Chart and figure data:
* * * * *

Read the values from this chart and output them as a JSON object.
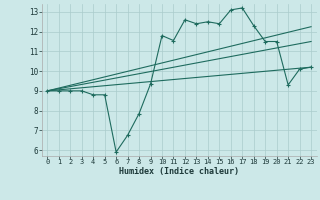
{
  "xlabel": "Humidex (Indice chaleur)",
  "xlim": [
    -0.5,
    23.5
  ],
  "ylim": [
    5.7,
    13.4
  ],
  "xticks": [
    0,
    1,
    2,
    3,
    4,
    5,
    6,
    7,
    8,
    9,
    10,
    11,
    12,
    13,
    14,
    15,
    16,
    17,
    18,
    19,
    20,
    21,
    22,
    23
  ],
  "yticks": [
    6,
    7,
    8,
    9,
    10,
    11,
    12,
    13
  ],
  "color": "#1e6b5e",
  "bg_color": "#cce8e8",
  "grid_color": "#aacccc",
  "line1_x": [
    0,
    1,
    2,
    3,
    4,
    5,
    6,
    7,
    8,
    9,
    10,
    11,
    12,
    13,
    14,
    15,
    16,
    17,
    18,
    19,
    20,
    21,
    22,
    23
  ],
  "line1_y": [
    9.0,
    9.0,
    9.0,
    9.0,
    8.8,
    8.8,
    5.9,
    6.75,
    7.85,
    9.35,
    11.8,
    11.55,
    12.6,
    12.4,
    12.5,
    12.4,
    13.1,
    13.2,
    12.3,
    11.5,
    11.5,
    9.3,
    10.1,
    10.2
  ],
  "line2_x": [
    0,
    23
  ],
  "line2_y": [
    9.0,
    12.25
  ],
  "line3_x": [
    0,
    23
  ],
  "line3_y": [
    9.0,
    11.5
  ],
  "line4_x": [
    0,
    23
  ],
  "line4_y": [
    9.0,
    10.2
  ]
}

* * * * *

Task instructions: Word for word, quote the lines above. Omit the pictures.

Result:
Read the values from this chart and output them as a JSON object.
{
  "xlabel": "Humidex (Indice chaleur)",
  "xlim": [
    -0.5,
    23.5
  ],
  "ylim": [
    5.7,
    13.4
  ],
  "xticks": [
    0,
    1,
    2,
    3,
    4,
    5,
    6,
    7,
    8,
    9,
    10,
    11,
    12,
    13,
    14,
    15,
    16,
    17,
    18,
    19,
    20,
    21,
    22,
    23
  ],
  "yticks": [
    6,
    7,
    8,
    9,
    10,
    11,
    12,
    13
  ],
  "color": "#1e6b5e",
  "bg_color": "#cce8e8",
  "grid_color": "#aacccc",
  "line1_x": [
    0,
    1,
    2,
    3,
    4,
    5,
    6,
    7,
    8,
    9,
    10,
    11,
    12,
    13,
    14,
    15,
    16,
    17,
    18,
    19,
    20,
    21,
    22,
    23
  ],
  "line1_y": [
    9.0,
    9.0,
    9.0,
    9.0,
    8.8,
    8.8,
    5.9,
    6.75,
    7.85,
    9.35,
    11.8,
    11.55,
    12.6,
    12.4,
    12.5,
    12.4,
    13.1,
    13.2,
    12.3,
    11.5,
    11.5,
    9.3,
    10.1,
    10.2
  ],
  "line2_x": [
    0,
    23
  ],
  "line2_y": [
    9.0,
    12.25
  ],
  "line3_x": [
    0,
    23
  ],
  "line3_y": [
    9.0,
    11.5
  ],
  "line4_x": [
    0,
    23
  ],
  "line4_y": [
    9.0,
    10.2
  ]
}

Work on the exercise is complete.